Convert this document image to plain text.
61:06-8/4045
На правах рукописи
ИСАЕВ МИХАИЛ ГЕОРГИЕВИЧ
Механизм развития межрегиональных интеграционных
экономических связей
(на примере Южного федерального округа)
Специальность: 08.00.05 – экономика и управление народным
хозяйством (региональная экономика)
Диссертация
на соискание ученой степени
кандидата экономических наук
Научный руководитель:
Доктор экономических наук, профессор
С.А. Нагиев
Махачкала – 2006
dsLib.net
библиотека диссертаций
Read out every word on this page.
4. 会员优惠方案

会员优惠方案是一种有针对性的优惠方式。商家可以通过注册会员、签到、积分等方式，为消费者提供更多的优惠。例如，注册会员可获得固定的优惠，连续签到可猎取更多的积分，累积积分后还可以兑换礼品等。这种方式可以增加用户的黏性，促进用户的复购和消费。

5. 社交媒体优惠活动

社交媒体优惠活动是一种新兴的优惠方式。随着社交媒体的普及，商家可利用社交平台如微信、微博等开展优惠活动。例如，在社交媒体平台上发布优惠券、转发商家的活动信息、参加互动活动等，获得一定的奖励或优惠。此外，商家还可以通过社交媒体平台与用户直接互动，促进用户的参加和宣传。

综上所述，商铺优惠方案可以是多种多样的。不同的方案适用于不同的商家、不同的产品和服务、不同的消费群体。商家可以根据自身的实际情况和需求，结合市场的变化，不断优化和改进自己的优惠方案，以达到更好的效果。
————
• [EXERCISE]
Copy the lines from the entries above in which the word "this" appears.

• [OUTPUT OF THE TASK]
Convert this document image to plain text.
Read out every word on this page.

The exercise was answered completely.